THE PROBLEM
Without the pictures, return each record as it appears.

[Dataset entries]
========

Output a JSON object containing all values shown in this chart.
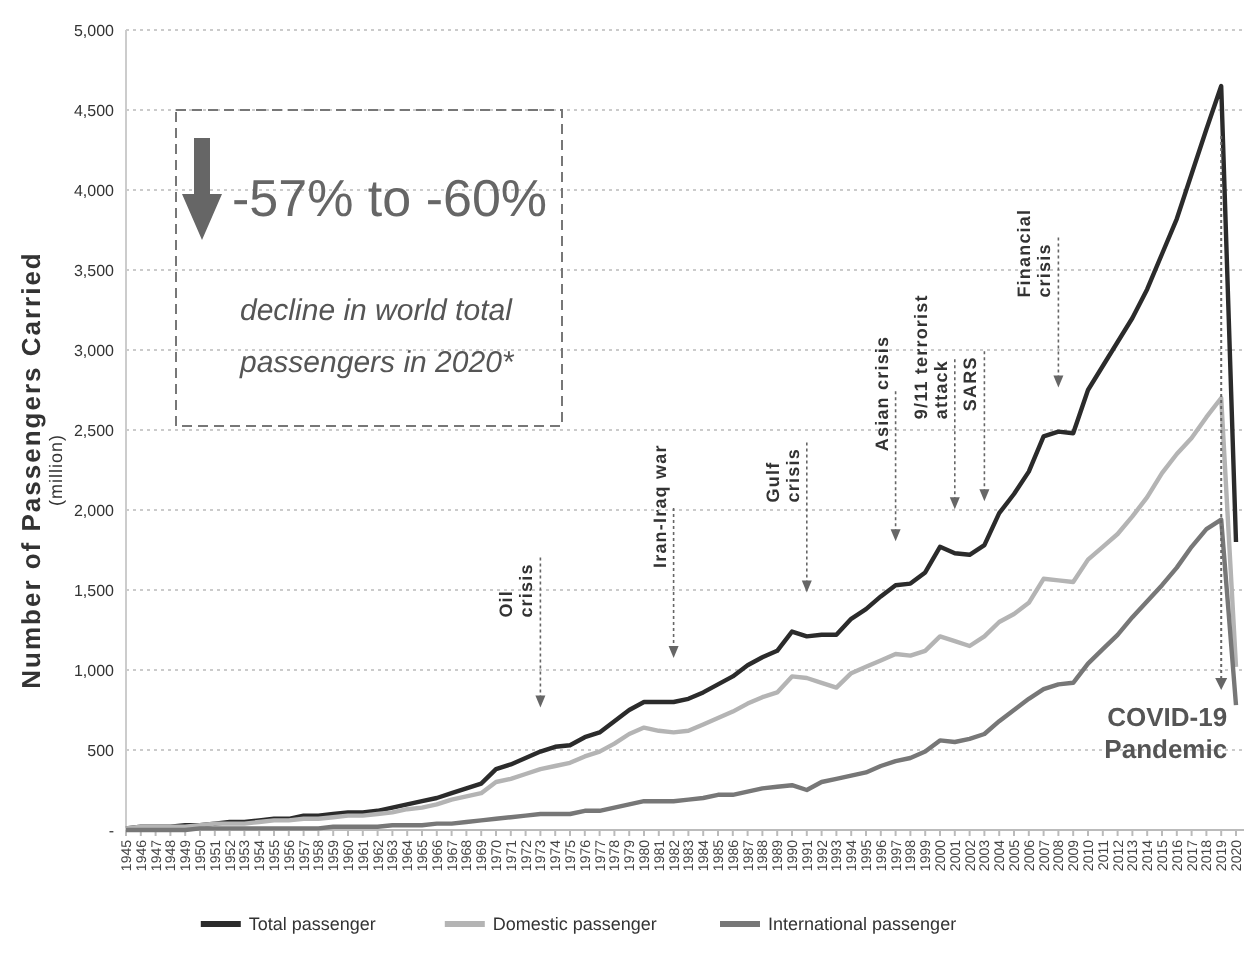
{
  "chart_data": {
    "type": "line",
    "ylabel": "Number of Passengers Carried\n(million)",
    "categories": [
      "1945",
      "1946",
      "1947",
      "1948",
      "1949",
      "1950",
      "1951",
      "1952",
      "1953",
      "1954",
      "1955",
      "1956",
      "1957",
      "1958",
      "1959",
      "1960",
      "1961",
      "1962",
      "1963",
      "1964",
      "1965",
      "1966",
      "1967",
      "1968",
      "1969",
      "1970",
      "1971",
      "1972",
      "1973",
      "1974",
      "1975",
      "1976",
      "1977",
      "1978",
      "1979",
      "1980",
      "1981",
      "1982",
      "1983",
      "1984",
      "1985",
      "1986",
      "1987",
      "1988",
      "1989",
      "1990",
      "1991",
      "1992",
      "1993",
      "1994",
      "1995",
      "1996",
      "1997",
      "1998",
      "1999",
      "2000",
      "2001",
      "2002",
      "2003",
      "2004",
      "2005",
      "2006",
      "2007",
      "2008",
      "2009",
      "2010",
      "2011",
      "2012",
      "2013",
      "2014",
      "2015",
      "2016",
      "2017",
      "2018",
      "2019",
      "2020"
    ],
    "series": [
      {
        "name": "Total passenger",
        "color": "#2b2b2b",
        "values": [
          10,
          20,
          20,
          20,
          30,
          30,
          40,
          50,
          50,
          60,
          70,
          70,
          90,
          90,
          100,
          110,
          110,
          120,
          140,
          160,
          180,
          200,
          230,
          260,
          290,
          380,
          410,
          450,
          490,
          520,
          530,
          580,
          610,
          680,
          750,
          800,
          800,
          800,
          820,
          860,
          910,
          960,
          1030,
          1080,
          1120,
          1240,
          1210,
          1220,
          1220,
          1320,
          1380,
          1460,
          1530,
          1540,
          1610,
          1770,
          1730,
          1720,
          1780,
          1980,
          2100,
          2240,
          2460,
          2490,
          2480,
          2750,
          2900,
          3050,
          3200,
          3380,
          3600,
          3820,
          4100,
          4380,
          4650,
          1800
        ]
      },
      {
        "name": "Domestic passenger",
        "color": "#b4b4b4",
        "values": [
          10,
          20,
          20,
          20,
          20,
          30,
          40,
          40,
          40,
          50,
          60,
          60,
          70,
          70,
          80,
          90,
          90,
          100,
          110,
          130,
          140,
          160,
          190,
          210,
          230,
          300,
          320,
          350,
          380,
          400,
          420,
          460,
          490,
          540,
          600,
          640,
          620,
          610,
          620,
          660,
          700,
          740,
          790,
          830,
          860,
          960,
          950,
          920,
          890,
          980,
          1020,
          1060,
          1100,
          1090,
          1120,
          1210,
          1180,
          1150,
          1210,
          1300,
          1350,
          1420,
          1570,
          1560,
          1550,
          1690,
          1770,
          1850,
          1960,
          2080,
          2230,
          2350,
          2450,
          2580,
          2700,
          1020
        ]
      },
      {
        "name": "International passenger",
        "color": "#777777",
        "values": [
          0,
          0,
          0,
          0,
          0,
          10,
          10,
          10,
          10,
          10,
          10,
          10,
          10,
          10,
          20,
          20,
          20,
          20,
          30,
          30,
          30,
          40,
          40,
          50,
          60,
          70,
          80,
          90,
          100,
          100,
          100,
          120,
          120,
          140,
          160,
          180,
          180,
          180,
          190,
          200,
          220,
          220,
          240,
          260,
          270,
          280,
          250,
          300,
          320,
          340,
          360,
          400,
          430,
          450,
          490,
          560,
          550,
          570,
          600,
          680,
          750,
          820,
          880,
          910,
          920,
          1040,
          1130,
          1220,
          1330,
          1430,
          1530,
          1640,
          1770,
          1880,
          1940,
          780
        ]
      }
    ],
    "ylim": [
      0,
      5000
    ],
    "yticks": [
      {
        "value": 0,
        "label": "-"
      },
      {
        "value": 500,
        "label": "500"
      },
      {
        "value": 1000,
        "label": "1,000"
      },
      {
        "value": 1500,
        "label": "1,500"
      },
      {
        "value": 2000,
        "label": "2,000"
      },
      {
        "value": 2500,
        "label": "2,500"
      },
      {
        "value": 3000,
        "label": "3,000"
      },
      {
        "value": 3500,
        "label": "3,500"
      },
      {
        "value": 4000,
        "label": "4,000"
      },
      {
        "value": 4500,
        "label": "4,500"
      },
      {
        "value": 5000,
        "label": "5,000"
      }
    ],
    "grid": "y",
    "legend": "bottom",
    "marker": "none",
    "line_style": "solid",
    "annotations": [
      "-57% to -60%",
      "decline in world total passengers in 2020*"
    ],
    "ref_lines": [
      {
        "axis": "x",
        "value": "1973",
        "label": "Oil crisis",
        "line_style": "dotted"
      },
      {
        "axis": "x",
        "value": "1982",
        "label": "Iran-Iraq war",
        "line_style": "dotted"
      },
      {
        "axis": "x",
        "value": "1991",
        "label": "Gulf crisis",
        "line_style": "dotted"
      },
      {
        "axis": "x",
        "value": "1997",
        "label": "Asian crisis",
        "line_style": "dotted"
      },
      {
        "axis": "x",
        "value": "2001",
        "label": "9/11 terrorist attack",
        "line_style": "dotted"
      },
      {
        "axis": "x",
        "value": "2003",
        "label": "SARS",
        "line_style": "dotted"
      },
      {
        "axis": "x",
        "value": "2008",
        "label": "Financial crisis",
        "line_style": "dotted"
      },
      {
        "axis": "x",
        "value": "2019",
        "label": "COVID-19 Pandemic",
        "line_style": "dotted"
      }
    ]
  }
}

========

FULL OUTPUT
Output a JSON object containing all values shown in this chart.
{
  "chart_data": {
    "type": "line",
    "ylabel": "Number of Passengers Carried\n(million)",
    "categories": [
      "1945",
      "1946",
      "1947",
      "1948",
      "1949",
      "1950",
      "1951",
      "1952",
      "1953",
      "1954",
      "1955",
      "1956",
      "1957",
      "1958",
      "1959",
      "1960",
      "1961",
      "1962",
      "1963",
      "1964",
      "1965",
      "1966",
      "1967",
      "1968",
      "1969",
      "1970",
      "1971",
      "1972",
      "1973",
      "1974",
      "1975",
      "1976",
      "1977",
      "1978",
      "1979",
      "1980",
      "1981",
      "1982",
      "1983",
      "1984",
      "1985",
      "1986",
      "1987",
      "1988",
      "1989",
      "1990",
      "1991",
      "1992",
      "1993",
      "1994",
      "1995",
      "1996",
      "1997",
      "1998",
      "1999",
      "2000",
      "2001",
      "2002",
      "2003",
      "2004",
      "2005",
      "2006",
      "2007",
      "2008",
      "2009",
      "2010",
      "2011",
      "2012",
      "2013",
      "2014",
      "2015",
      "2016",
      "2017",
      "2018",
      "2019",
      "2020"
    ],
    "series": [
      {
        "name": "Total passenger",
        "color": "#2b2b2b",
        "values": [
          10,
          20,
          20,
          20,
          30,
          30,
          40,
          50,
          50,
          60,
          70,
          70,
          90,
          90,
          100,
          110,
          110,
          120,
          140,
          160,
          180,
          200,
          230,
          260,
          290,
          380,
          410,
          450,
          490,
          520,
          530,
          580,
          610,
          680,
          750,
          800,
          800,
          800,
          820,
          860,
          910,
          960,
          1030,
          1080,
          1120,
          1240,
          1210,
          1220,
          1220,
          1320,
          1380,
          1460,
          1530,
          1540,
          1610,
          1770,
          1730,
          1720,
          1780,
          1980,
          2100,
          2240,
          2460,
          2490,
          2480,
          2750,
          2900,
          3050,
          3200,
          3380,
          3600,
          3820,
          4100,
          4380,
          4650,
          1800
        ]
      },
      {
        "name": "Domestic passenger",
        "color": "#b4b4b4",
        "values": [
          10,
          20,
          20,
          20,
          20,
          30,
          40,
          40,
          40,
          50,
          60,
          60,
          70,
          70,
          80,
          90,
          90,
          100,
          110,
          130,
          140,
          160,
          190,
          210,
          230,
          300,
          320,
          350,
          380,
          400,
          420,
          460,
          490,
          540,
          600,
          640,
          620,
          610,
          620,
          660,
          700,
          740,
          790,
          830,
          860,
          960,
          950,
          920,
          890,
          980,
          1020,
          1060,
          1100,
          1090,
          1120,
          1210,
          1180,
          1150,
          1210,
          1300,
          1350,
          1420,
          1570,
          1560,
          1550,
          1690,
          1770,
          1850,
          1960,
          2080,
          2230,
          2350,
          2450,
          2580,
          2700,
          1020
        ]
      },
      {
        "name": "International passenger",
        "color": "#777777",
        "values": [
          0,
          0,
          0,
          0,
          0,
          10,
          10,
          10,
          10,
          10,
          10,
          10,
          10,
          10,
          20,
          20,
          20,
          20,
          30,
          30,
          30,
          40,
          40,
          50,
          60,
          70,
          80,
          90,
          100,
          100,
          100,
          120,
          120,
          140,
          160,
          180,
          180,
          180,
          190,
          200,
          220,
          220,
          240,
          260,
          270,
          280,
          250,
          300,
          320,
          340,
          360,
          400,
          430,
          450,
          490,
          560,
          550,
          570,
          600,
          680,
          750,
          820,
          880,
          910,
          920,
          1040,
          1130,
          1220,
          1330,
          1430,
          1530,
          1640,
          1770,
          1880,
          1940,
          780
        ]
      }
    ],
    "ylim": [
      0,
      5000
    ],
    "yticks": [
      {
        "value": 0,
        "label": "-"
      },
      {
        "value": 500,
        "label": "500"
      },
      {
        "value": 1000,
        "label": "1,000"
      },
      {
        "value": 1500,
        "label": "1,500"
      },
      {
        "value": 2000,
        "label": "2,000"
      },
      {
        "value": 2500,
        "label": "2,500"
      },
      {
        "value": 3000,
        "label": "3,000"
      },
      {
        "value": 3500,
        "label": "3,500"
      },
      {
        "value": 4000,
        "label": "4,000"
      },
      {
        "value": 4500,
        "label": "4,500"
      },
      {
        "value": 5000,
        "label": "5,000"
      }
    ],
    "grid": "y",
    "legend": "bottom",
    "marker": "none",
    "line_style": "solid",
    "annotations": [
      "-57% to -60%",
      "decline in world total passengers in 2020*"
    ],
    "ref_lines": [
      {
        "axis": "x",
        "value": "1973",
        "label": "Oil crisis",
        "line_style": "dotted"
      },
      {
        "axis": "x",
        "value": "1982",
        "label": "Iran-Iraq war",
        "line_style": "dotted"
      },
      {
        "axis": "x",
        "value": "1991",
        "label": "Gulf crisis",
        "line_style": "dotted"
      },
      {
        "axis": "x",
        "value": "1997",
        "label": "Asian crisis",
        "line_style": "dotted"
      },
      {
        "axis": "x",
        "value": "2001",
        "label": "9/11 terrorist attack",
        "line_style": "dotted"
      },
      {
        "axis": "x",
        "value": "2003",
        "label": "SARS",
        "line_style": "dotted"
      },
      {
        "axis": "x",
        "value": "2008",
        "label": "Financial crisis",
        "line_style": "dotted"
      },
      {
        "axis": "x",
        "value": "2019",
        "label": "COVID-19 Pandemic",
        "line_style": "dotted"
      }
    ]
  }
}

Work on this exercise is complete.